• Recorded information:

____________

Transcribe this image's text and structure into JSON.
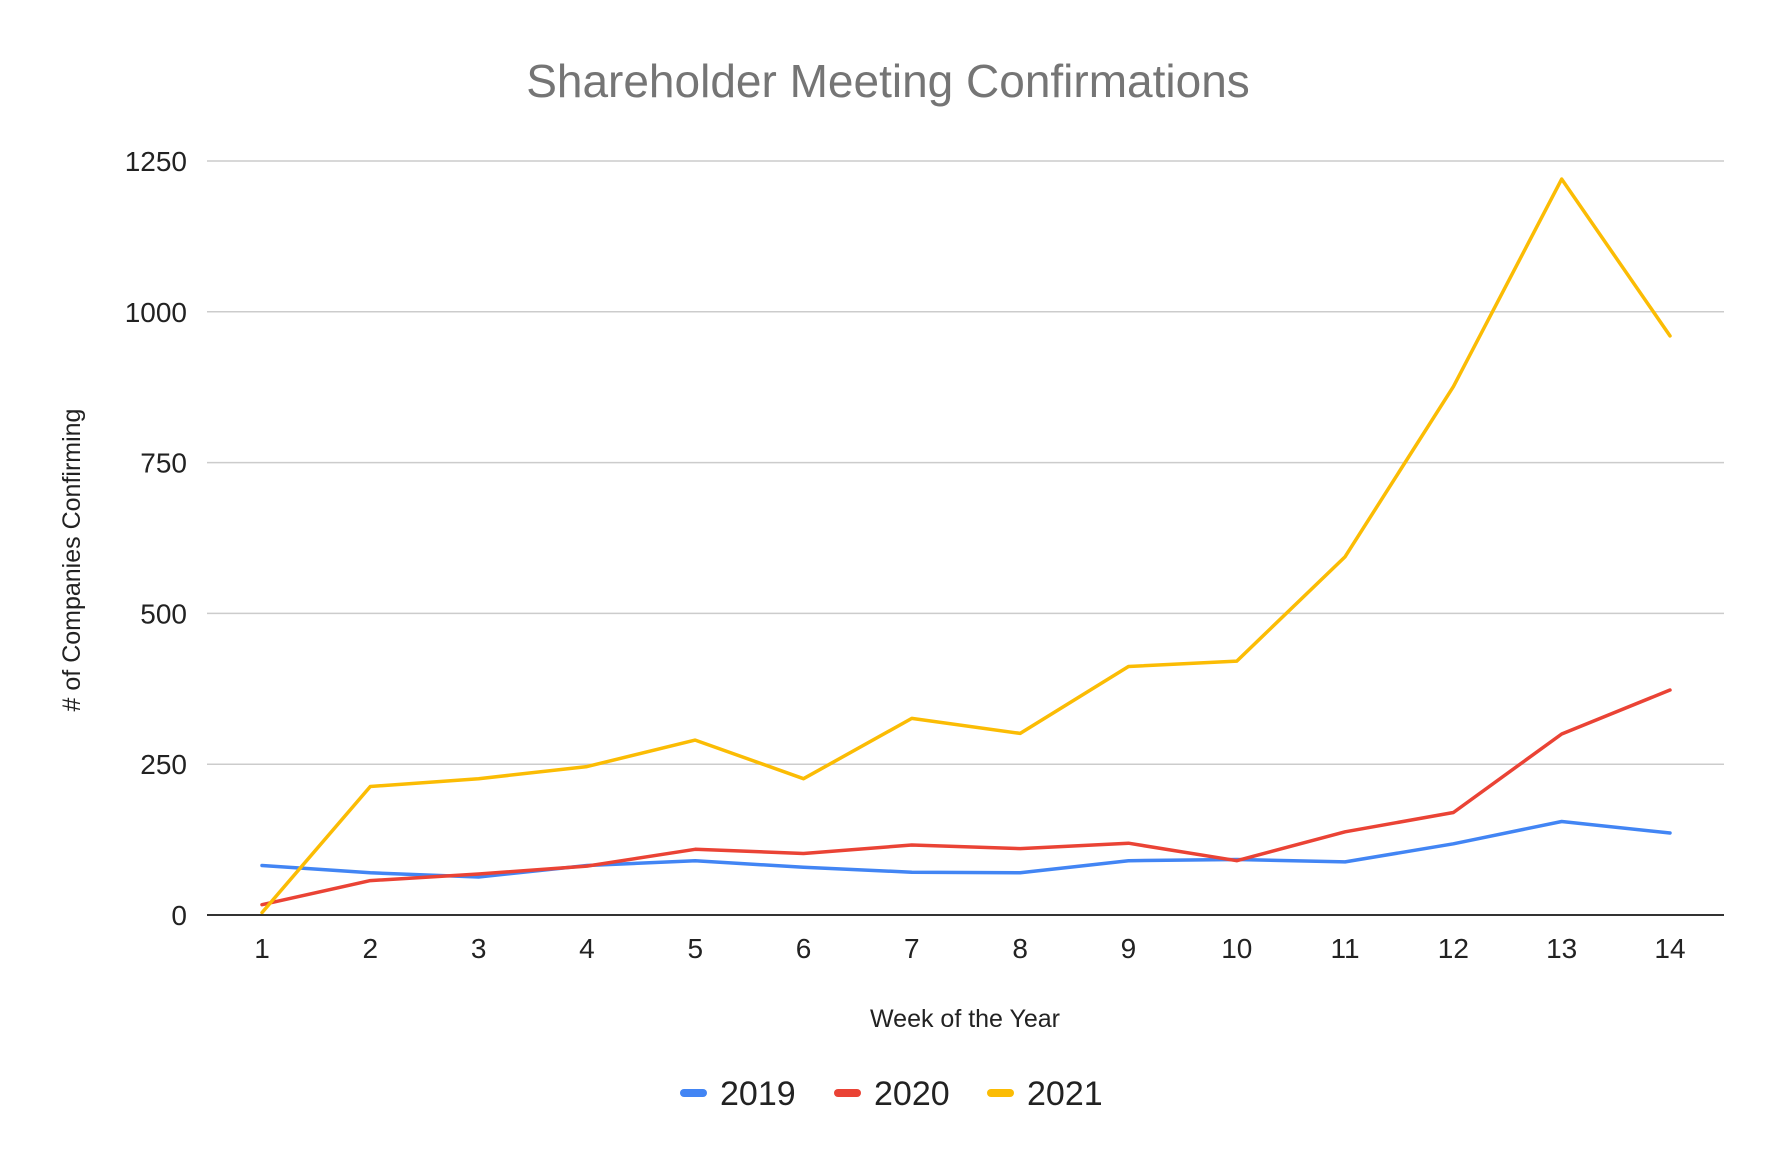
{
  "chart_data": {
    "type": "line",
    "title": "Shareholder Meeting Confirmations",
    "xlabel": "Week of the Year",
    "ylabel": "# of Companies Confirming",
    "categories": [
      "1",
      "2",
      "3",
      "4",
      "5",
      "6",
      "7",
      "8",
      "9",
      "10",
      "11",
      "12",
      "13",
      "14"
    ],
    "ylim": [
      0,
      1250
    ],
    "yticks": [
      "0",
      "250",
      "500",
      "750",
      "1000",
      "1250"
    ],
    "grid": true,
    "legend_position": "bottom",
    "series": [
      {
        "name": "2019",
        "color": "#4285f4",
        "values": [
          82,
          70,
          63,
          82,
          90,
          79,
          71,
          70,
          90,
          92,
          88,
          118,
          155,
          136
        ]
      },
      {
        "name": "2020",
        "color": "#ea4335",
        "values": [
          17,
          57,
          68,
          81,
          109,
          102,
          116,
          110,
          119,
          90,
          138,
          170,
          300,
          373
        ]
      },
      {
        "name": "2021",
        "color": "#fbbc04",
        "values": [
          4,
          213,
          226,
          246,
          290,
          226,
          326,
          301,
          412,
          421,
          594,
          876,
          1220,
          960
        ]
      }
    ]
  }
}
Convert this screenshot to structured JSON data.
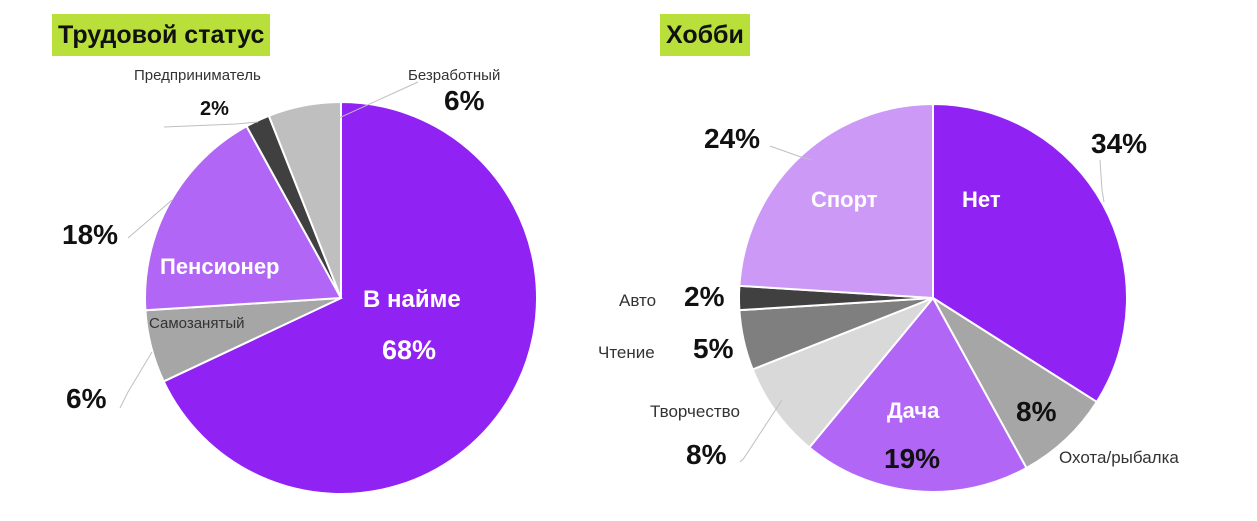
{
  "chart_data": [
    {
      "type": "pie",
      "title": "Трудовой статус",
      "slices": [
        {
          "label": "В найме",
          "value": 68,
          "pct_text": "68%",
          "color": "#9122f4"
        },
        {
          "label": "Самозанятый",
          "value": 6,
          "pct_text": "6%",
          "color": "#a6a6a6"
        },
        {
          "label": "Пенсионер",
          "value": 18,
          "pct_text": "18%",
          "color": "#b266f5"
        },
        {
          "label": "Предприниматель",
          "value": 2,
          "pct_text": "2%",
          "color": "#404040"
        },
        {
          "label": "Безработный",
          "value": 6,
          "pct_text": "6%",
          "color": "#bfbfbf"
        }
      ]
    },
    {
      "type": "pie",
      "title": "Хобби",
      "slices": [
        {
          "label": "Нет",
          "value": 34,
          "pct_text": "34%",
          "color": "#9122f4"
        },
        {
          "label": "Охота/рыбалка",
          "value": 8,
          "pct_text": "8%",
          "color": "#a6a6a6"
        },
        {
          "label": "Дача",
          "value": 19,
          "pct_text": "19%",
          "color": "#b266f5"
        },
        {
          "label": "Творчество",
          "value": 8,
          "pct_text": "8%",
          "color": "#d9d9d9"
        },
        {
          "label": "Чтение",
          "value": 5,
          "pct_text": "5%",
          "color": "#7f7f7f"
        },
        {
          "label": "Авто",
          "value": 2,
          "pct_text": "2%",
          "color": "#404040"
        },
        {
          "label": "Спорт",
          "value": 24,
          "pct_text": "24%",
          "color": "#cc99f7"
        }
      ]
    }
  ]
}
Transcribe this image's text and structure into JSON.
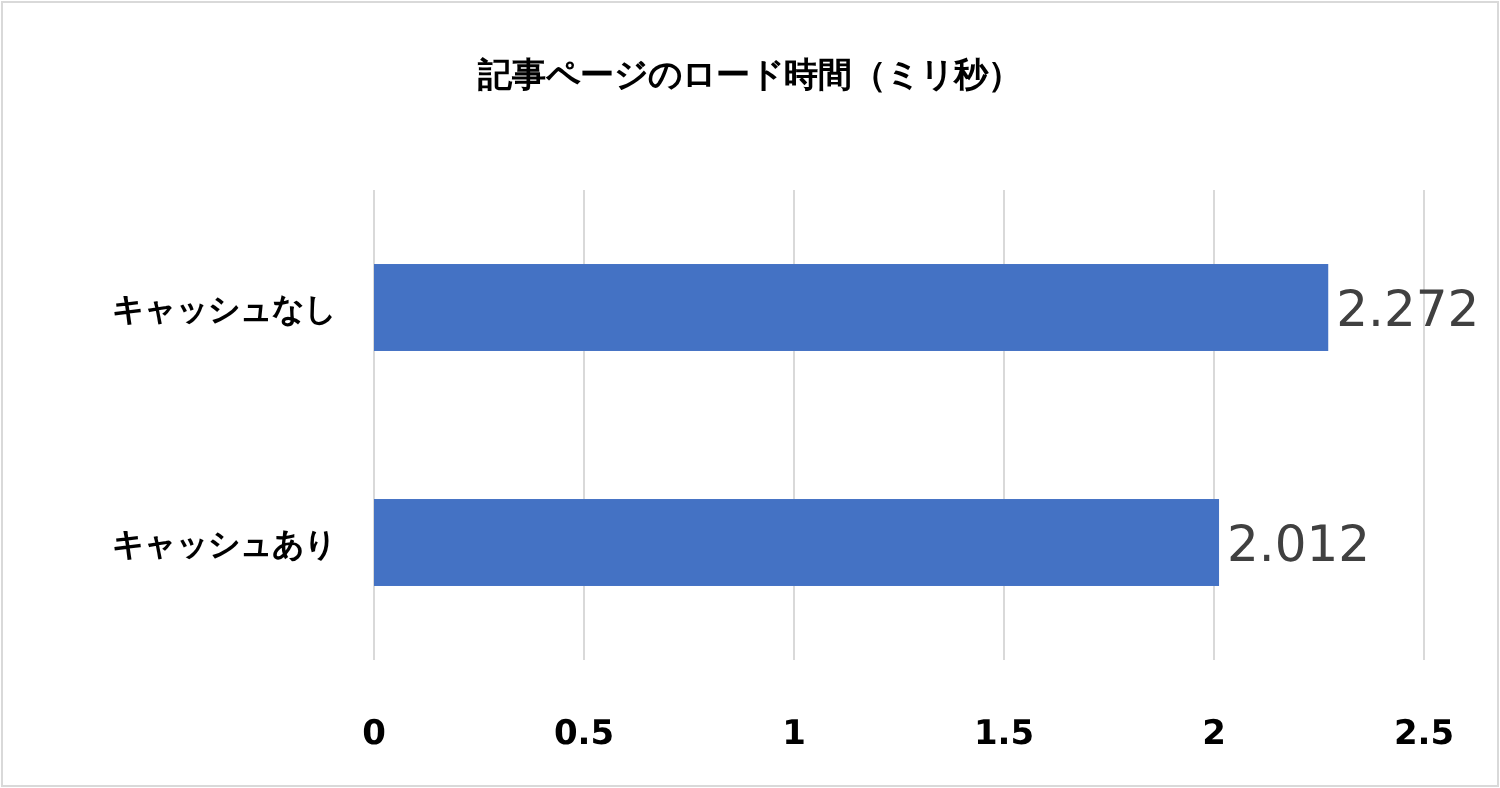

____________

• Work to be completed: Check every line of the data above for the string "title", and copy those that have it.

• Answer to the problem:
    "title": "Shareholder Meeting Confirmations",
      "title": "Трудовой статус",
      "title": "Хобби",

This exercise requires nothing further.